Directive ::
What follows is a listing; give it again exactly, in its entirety.

(Items from a dataset)
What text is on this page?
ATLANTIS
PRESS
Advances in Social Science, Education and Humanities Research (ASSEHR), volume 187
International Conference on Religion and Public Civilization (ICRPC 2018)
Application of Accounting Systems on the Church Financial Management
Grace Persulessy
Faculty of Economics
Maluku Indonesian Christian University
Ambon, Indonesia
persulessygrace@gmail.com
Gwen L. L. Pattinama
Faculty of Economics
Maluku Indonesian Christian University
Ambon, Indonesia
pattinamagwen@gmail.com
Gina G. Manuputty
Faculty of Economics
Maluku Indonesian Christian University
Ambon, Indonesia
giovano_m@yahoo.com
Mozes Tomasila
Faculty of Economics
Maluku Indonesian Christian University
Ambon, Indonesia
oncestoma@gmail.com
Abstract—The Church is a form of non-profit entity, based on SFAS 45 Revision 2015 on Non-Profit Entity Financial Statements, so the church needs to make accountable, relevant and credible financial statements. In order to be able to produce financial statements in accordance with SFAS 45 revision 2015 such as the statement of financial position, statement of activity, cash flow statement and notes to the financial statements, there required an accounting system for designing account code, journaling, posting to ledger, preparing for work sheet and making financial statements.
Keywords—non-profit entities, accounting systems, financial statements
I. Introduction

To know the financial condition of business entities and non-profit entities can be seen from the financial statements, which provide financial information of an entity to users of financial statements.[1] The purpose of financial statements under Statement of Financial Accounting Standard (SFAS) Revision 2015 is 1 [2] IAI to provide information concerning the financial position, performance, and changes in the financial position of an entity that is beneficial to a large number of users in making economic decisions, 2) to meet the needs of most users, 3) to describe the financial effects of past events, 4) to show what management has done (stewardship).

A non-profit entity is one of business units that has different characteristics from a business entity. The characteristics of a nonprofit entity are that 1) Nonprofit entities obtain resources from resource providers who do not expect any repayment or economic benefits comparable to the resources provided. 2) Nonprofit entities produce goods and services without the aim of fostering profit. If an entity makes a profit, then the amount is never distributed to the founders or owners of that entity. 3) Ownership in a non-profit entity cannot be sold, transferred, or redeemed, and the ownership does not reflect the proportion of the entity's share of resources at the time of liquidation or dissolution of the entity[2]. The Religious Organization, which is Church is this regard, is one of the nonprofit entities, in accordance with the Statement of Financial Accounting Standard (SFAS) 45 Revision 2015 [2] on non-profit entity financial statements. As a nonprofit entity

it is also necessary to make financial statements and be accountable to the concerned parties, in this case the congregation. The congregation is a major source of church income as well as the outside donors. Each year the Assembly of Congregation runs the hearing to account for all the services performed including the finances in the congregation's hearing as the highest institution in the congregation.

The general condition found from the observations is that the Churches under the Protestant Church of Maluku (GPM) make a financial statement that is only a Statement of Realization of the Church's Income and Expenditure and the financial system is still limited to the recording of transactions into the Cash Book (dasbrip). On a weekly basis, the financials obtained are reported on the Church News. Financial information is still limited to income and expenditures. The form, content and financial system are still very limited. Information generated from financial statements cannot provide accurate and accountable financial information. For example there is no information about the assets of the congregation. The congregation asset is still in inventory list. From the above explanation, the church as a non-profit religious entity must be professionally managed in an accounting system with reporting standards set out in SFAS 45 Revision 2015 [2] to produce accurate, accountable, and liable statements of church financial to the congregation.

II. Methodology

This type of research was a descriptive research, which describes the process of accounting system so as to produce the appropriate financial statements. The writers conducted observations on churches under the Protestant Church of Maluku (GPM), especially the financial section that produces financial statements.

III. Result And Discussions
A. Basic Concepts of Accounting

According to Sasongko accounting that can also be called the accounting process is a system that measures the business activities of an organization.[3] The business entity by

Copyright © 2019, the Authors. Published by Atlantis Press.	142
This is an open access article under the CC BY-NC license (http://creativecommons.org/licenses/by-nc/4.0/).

Task response ::
What text is on this page?
ATLANTIS
PRESS
Advances in Social Science, Education and Humanities Research (ASSEHR), volume 187
International Conference on Religion and Public Civilization (ICRPC 2018)
Application of Accounting Systems on the Church Financial Management
Grace Persulessy
Faculty of Economics
Maluku Indonesian Christian University
Ambon, Indonesia
persulessygrace@gmail.com
Gwen L. L. Pattinama
Faculty of Economics
Maluku Indonesian Christian University
Ambon, Indonesia
pattinamagwen@gmail.com
Gina G. Manuputty
Faculty of Economics
Maluku Indonesian Christian University
Ambon, Indonesia
giovano_m@yahoo.com
Mozes Tomasila
Faculty of Economics
Maluku Indonesian Christian University
Ambon, Indonesia
oncestoma@gmail.com
Abstract—The Church is a form of non-profit entity, based on SFAS 45 Revision 2015 on Non-Profit Entity Financial Statements, so the church needs to make accountable, relevant and credible financial statements. In order to be able to produce financial statements in accordance with SFAS 45 revision 2015 such as the statement of financial position, statement of activity, cash flow statement and notes to the financial statements, there required an accounting system for designing account code, journaling, posting to ledger, preparing for work sheet and making financial statements.
Keywords—non-profit entities, accounting systems, financial statements
I. Introduction

To know the financial condition of business entities and non-profit entities can be seen from the financial statements, which provide financial information of an entity to users of financial statements.[1] The purpose of financial statements under Statement of Financial Accounting Standard (SFAS) Revision 2015 is 1 [2] IAI to provide information concerning the financial position, performance, and changes in the financial position of an entity that is beneficial to a large number of users in making economic decisions, 2) to meet the needs of most users, 3) to describe the financial effects of past events, 4) to show what management has done (stewardship).

A non-profit entity is one of business units that has different characteristics from a business entity. The characteristics of a nonprofit entity are that 1) Nonprofit entities obtain resources from resource providers who do not expect any repayment or economic benefits comparable to the resources provided. 2) Nonprofit entities produce goods and services without the aim of fostering profit. If an entity makes a profit, then the amount is never distributed to the founders or owners of that entity. 3) Ownership in a non-profit entity cannot be sold, transferred, or redeemed, and the ownership does not reflect the proportion of the entity's share of resources at the time of liquidation or dissolution of the entity[2]. The Religious Organization, which is Church is this regard, is one of the nonprofit entities, in accordance with the Statement of Financial Accounting Standard (SFAS) 45 Revision 2015 [2] on non-profit entity financial statements. As a nonprofit entity

it is also necessary to make financial statements and be accountable to the concerned parties, in this case the congregation. The congregation is a major source of church income as well as the outside donors. Each year the Assembly of Congregation runs the hearing to account for all the services performed including the finances in the congregation's hearing as the highest institution in the congregation.

The general condition found from the observations is that the Churches under the Protestant Church of Maluku (GPM) make a financial statement that is only a Statement of Realization of the Church's Income and Expenditure and the financial system is still limited to the recording of transactions into the Cash Book (dasbrip). On a weekly basis, the financials obtained are reported on the Church News. Financial information is still limited to income and expenditures. The form, content and financial system are still very limited. Information generated from financial statements cannot provide accurate and accountable financial information. For example there is no information about the assets of the congregation. The congregation asset is still in inventory list. From the above explanation, the church as a non-profit religious entity must be professionally managed in an accounting system with reporting standards set out in SFAS 45 Revision 2015 [2] to produce accurate, accountable, and liable statements of church financial to the congregation.

II. Methodology

This type of research was a descriptive research, which describes the process of accounting system so as to produce the appropriate financial statements. The writers conducted observations on churches under the Protestant Church of Maluku (GPM), especially the financial section that produces financial statements.

III. Result And Discussions
A. Basic Concepts of Accounting

According to Sasongko accounting that can also be called the accounting process is a system that measures the business activities of an organization.[3] The business entity by

Copyright © 2019, the Authors. Published by Atlantis Press.	142
This is an open access article under the CC BY-NC license (http://creativecommons.org/licenses/by-nc/4.0/).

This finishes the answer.